■ **PROBLEM STATEMENT**
Extract every line that contains the string "ABBEVILLE".

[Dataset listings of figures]
★ ★ ★
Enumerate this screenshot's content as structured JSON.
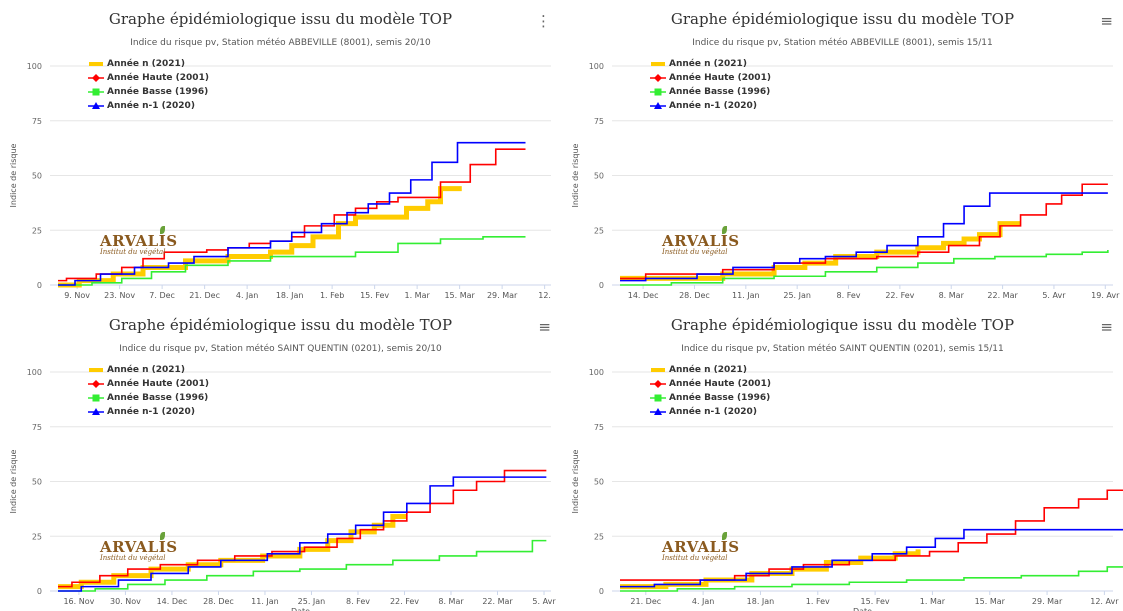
{
  "panels": [
    {
      "title": "Graphe épidémiologique issu du modèle TOP",
      "subtitle": "Indice du risque pv, Station météo ABBEVILLE (8001), semis 20/10",
      "menu_icon": "kebab-menu-icon",
      "menu_symbol": "⋮",
      "logo": "ARVALIS",
      "logo_sub": "Institut du végétal",
      "ylabel": "Indice de risque",
      "xlabel": "",
      "legend": [
        "Année n (2021)",
        "Année Haute (2001)",
        "Année Basse (1996)",
        "Année n-1 (2020)"
      ]
    },
    {
      "title": "Graphe épidémiologique issu du modèle TOP",
      "subtitle": "Indice du risque pv, Station météo ABBEVILLE (8001), semis 15/11",
      "menu_icon": "hamburger-menu-icon",
      "menu_symbol": "≡",
      "logo": "ARVALIS",
      "logo_sub": "Institut du végétal",
      "ylabel": "Indice de risque",
      "xlabel": "",
      "legend": [
        "Année n (2021)",
        "Année Haute (2001)",
        "Année Basse (1996)",
        "Année n-1 (2020)"
      ]
    },
    {
      "title": "Graphe épidémiologique issu du modèle TOP",
      "subtitle": "Indice du risque pv, Station météo SAINT QUENTIN (0201), semis 20/10",
      "menu_icon": "hamburger-menu-icon",
      "menu_symbol": "≡",
      "logo": "ARVALIS",
      "logo_sub": "Institut du végétal",
      "ylabel": "Indice de risque",
      "xlabel": "Date",
      "legend": [
        "Année n (2021)",
        "Année Haute (2001)",
        "Année Basse (1996)",
        "Année n-1 (2020)"
      ]
    },
    {
      "title": "Graphe épidémiologique issu du modèle TOP",
      "subtitle": "Indice du risque pv, Station météo SAINT QUENTIN (0201), semis 15/11",
      "menu_icon": "hamburger-menu-icon",
      "menu_symbol": "≡",
      "logo": "ARVALIS",
      "logo_sub": "Institut du végétal",
      "ylabel": "Indice de risque",
      "xlabel": "Date",
      "legend": [
        "Année n (2021)",
        "Année Haute (2001)",
        "Année Basse (1996)",
        "Année n-1 (2020)"
      ]
    }
  ],
  "series_colors": [
    "#ffcc00",
    "#ff0000",
    "#33ee33",
    "#0000ff"
  ],
  "series_markers": [
    "bar",
    "diamond",
    "square",
    "triangle"
  ],
  "chart_data": [
    {
      "type": "line",
      "ylim": [
        0,
        100
      ],
      "yticks": [
        0,
        25,
        50,
        75,
        100
      ],
      "grid": "horizontal",
      "legend_position": "top-left",
      "xticks": [
        "9. Nov",
        "23. Nov",
        "7. Dec",
        "21. Dec",
        "4. Jan",
        "18. Jan",
        "1. Feb",
        "15. Fev",
        "1. Mar",
        "15. Mar",
        "29. Mar",
        "12."
      ],
      "series": [
        {
          "name": "Année n (2021)",
          "x": [
            0.0,
            0.5,
            1.3,
            2.0,
            3.0,
            4.0,
            5.0,
            5.5,
            6.0,
            6.6,
            7.0,
            7.8,
            8.2,
            8.7,
            9.0,
            9.5
          ],
          "y": [
            0,
            2,
            5,
            8,
            11,
            13,
            15,
            18,
            22,
            28,
            31,
            31,
            35,
            38,
            44,
            44
          ]
        },
        {
          "name": "Année Haute (2001)",
          "x": [
            0.0,
            0.2,
            0.9,
            1.5,
            2.0,
            2.5,
            3.5,
            4.0,
            4.5,
            5.0,
            5.5,
            5.8,
            6.5,
            7.0,
            7.5,
            8.0,
            9.0,
            9.7,
            10.3,
            11.0
          ],
          "y": [
            2,
            3,
            5,
            8,
            12,
            15,
            16,
            17,
            19,
            20,
            22,
            27,
            32,
            35,
            38,
            40,
            47,
            55,
            62,
            62
          ]
        },
        {
          "name": "Année Basse (1996)",
          "x": [
            0.0,
            0.8,
            1.5,
            2.2,
            3.0,
            4.0,
            5.0,
            7.0,
            8.0,
            9.0,
            10.0,
            11.0
          ],
          "y": [
            0,
            1,
            3,
            6,
            9,
            11,
            13,
            15,
            19,
            21,
            22,
            22
          ]
        },
        {
          "name": "Année n-1 (2020)",
          "x": [
            0.0,
            0.4,
            1.0,
            1.8,
            2.6,
            3.2,
            4.0,
            5.0,
            5.5,
            6.2,
            6.8,
            7.3,
            7.8,
            8.3,
            8.8,
            9.4,
            10.2,
            11.0
          ],
          "y": [
            0,
            2,
            5,
            8,
            10,
            13,
            17,
            20,
            24,
            28,
            33,
            37,
            42,
            48,
            56,
            65,
            65,
            65
          ]
        }
      ]
    },
    {
      "type": "line",
      "ylim": [
        0,
        100
      ],
      "yticks": [
        0,
        25,
        50,
        75,
        100
      ],
      "grid": "horizontal",
      "legend_position": "top-left",
      "xticks": [
        "14. Dec",
        "28. Dec",
        "11. Jan",
        "25. Jan",
        "8. Fev",
        "22. Fev",
        "8. Mar",
        "22. Mar",
        "5. Avr",
        "19. Avr"
      ],
      "series": [
        {
          "name": "Année n (2021)",
          "x": [
            0.0,
            1.0,
            2.0,
            3.0,
            3.6,
            4.2,
            5.0,
            5.8,
            6.3,
            6.7,
            7.0,
            7.4,
            7.8
          ],
          "y": [
            3,
            3,
            5,
            8,
            10,
            13,
            15,
            17,
            19,
            21,
            23,
            28,
            28
          ]
        },
        {
          "name": "Année Haute (2001)",
          "x": [
            0.0,
            0.5,
            1.3,
            2.0,
            3.0,
            4.0,
            5.0,
            5.8,
            6.4,
            7.0,
            7.4,
            7.8,
            8.3,
            8.6,
            9.0,
            9.5
          ],
          "y": [
            3,
            5,
            5,
            7,
            10,
            12,
            13,
            15,
            18,
            22,
            27,
            32,
            37,
            41,
            46,
            46
          ]
        },
        {
          "name": "Année Basse (1996)",
          "x": [
            0.0,
            1.0,
            2.0,
            3.0,
            4.0,
            5.0,
            5.8,
            6.5,
            7.3,
            8.3,
            9.0,
            9.5
          ],
          "y": [
            0,
            1,
            3,
            4,
            6,
            8,
            10,
            12,
            13,
            14,
            15,
            16
          ]
        },
        {
          "name": "Année n-1 (2020)",
          "x": [
            0.0,
            0.5,
            1.5,
            2.2,
            3.0,
            3.5,
            4.0,
            4.6,
            5.2,
            5.8,
            6.3,
            6.7,
            7.2,
            8.0,
            9.5
          ],
          "y": [
            2,
            3,
            5,
            8,
            10,
            12,
            13,
            15,
            18,
            22,
            28,
            36,
            42,
            42,
            42
          ]
        }
      ]
    },
    {
      "type": "line",
      "ylim": [
        0,
        100
      ],
      "yticks": [
        0,
        25,
        50,
        75,
        100
      ],
      "grid": "horizontal",
      "legend_position": "top-left",
      "xlabel": "Date",
      "xticks": [
        "16. Nov",
        "30. Nov",
        "14. Dec",
        "28. Dec",
        "11. Jan",
        "25. Jan",
        "8. Fev",
        "22. Fev",
        "8. Mar",
        "22. Mar",
        "5. Avr"
      ],
      "series": [
        {
          "name": "Année n (2021)",
          "x": [
            0.0,
            0.5,
            1.2,
            2.0,
            2.8,
            3.5,
            4.4,
            5.2,
            5.8,
            6.3,
            6.8,
            7.2,
            7.5
          ],
          "y": [
            2,
            4,
            7,
            10,
            12,
            14,
            16,
            19,
            23,
            27,
            30,
            34,
            34
          ]
        },
        {
          "name": "Année Haute (2001)",
          "x": [
            0.0,
            0.3,
            0.9,
            1.5,
            2.2,
            3.0,
            3.8,
            4.6,
            5.3,
            6.0,
            6.5,
            7.0,
            7.5,
            8.0,
            8.5,
            9.0,
            9.6,
            10.5
          ],
          "y": [
            2,
            4,
            7,
            10,
            12,
            14,
            16,
            18,
            20,
            24,
            28,
            32,
            36,
            40,
            46,
            50,
            55,
            55
          ]
        },
        {
          "name": "Année Basse (1996)",
          "x": [
            0.0,
            0.8,
            1.5,
            2.3,
            3.2,
            4.2,
            5.2,
            6.2,
            7.2,
            8.2,
            9.0,
            10.2,
            10.5
          ],
          "y": [
            0,
            1,
            3,
            5,
            7,
            9,
            10,
            12,
            14,
            16,
            18,
            23,
            23
          ]
        },
        {
          "name": "Année n-1 (2020)",
          "x": [
            0.0,
            0.5,
            1.3,
            2.0,
            2.8,
            3.5,
            4.5,
            5.2,
            5.8,
            6.4,
            7.0,
            7.5,
            8.0,
            8.5,
            9.0,
            10.5
          ],
          "y": [
            0,
            2,
            5,
            8,
            11,
            14,
            17,
            22,
            26,
            30,
            36,
            40,
            48,
            52,
            52,
            52
          ]
        }
      ]
    },
    {
      "type": "line",
      "ylim": [
        0,
        100
      ],
      "yticks": [
        0,
        25,
        50,
        75,
        100
      ],
      "grid": "horizontal",
      "legend_position": "top-left",
      "xlabel": "Date",
      "xticks": [
        "21. Dec",
        "4. Jan",
        "18. Jan",
        "1. Fev",
        "15. Fev",
        "1. Mar",
        "15. Mar",
        "29. Mar",
        "12. Avr"
      ],
      "series": [
        {
          "name": "Année n (2021)",
          "x": [
            0.0,
            0.8,
            1.5,
            2.3,
            3.0,
            3.6,
            4.2,
            4.8,
            5.2
          ],
          "y": [
            2,
            3,
            5,
            8,
            10,
            13,
            15,
            17,
            19
          ]
        },
        {
          "name": "Année Haute (2001)",
          "x": [
            0.0,
            1.0,
            2.0,
            2.6,
            3.2,
            4.0,
            4.8,
            5.4,
            5.9,
            6.4,
            6.9,
            7.4,
            8.0,
            8.5,
            9.0
          ],
          "y": [
            5,
            5,
            7,
            10,
            12,
            14,
            16,
            18,
            22,
            26,
            32,
            38,
            42,
            46,
            46
          ]
        },
        {
          "name": "Année Basse (1996)",
          "x": [
            0.0,
            1.0,
            2.0,
            3.0,
            4.0,
            5.0,
            6.0,
            7.0,
            8.0,
            8.5,
            9.0
          ],
          "y": [
            0,
            1,
            2,
            3,
            4,
            5,
            6,
            7,
            9,
            11,
            11
          ]
        },
        {
          "name": "Année n-1 (2020)",
          "x": [
            0.0,
            0.6,
            1.4,
            2.2,
            3.0,
            3.7,
            4.4,
            5.0,
            5.5,
            6.0,
            7.0,
            9.0
          ],
          "y": [
            2,
            3,
            5,
            8,
            11,
            14,
            17,
            20,
            24,
            28,
            28,
            28
          ]
        }
      ]
    }
  ]
}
★ ★ ★
■ **THE RESPONSE**
      "subtitle": "Indice du risque pv, Station météo ABBEVILLE (8001), semis 20/10",
      "subtitle": "Indice du risque pv, Station météo ABBEVILLE (8001), semis 15/11",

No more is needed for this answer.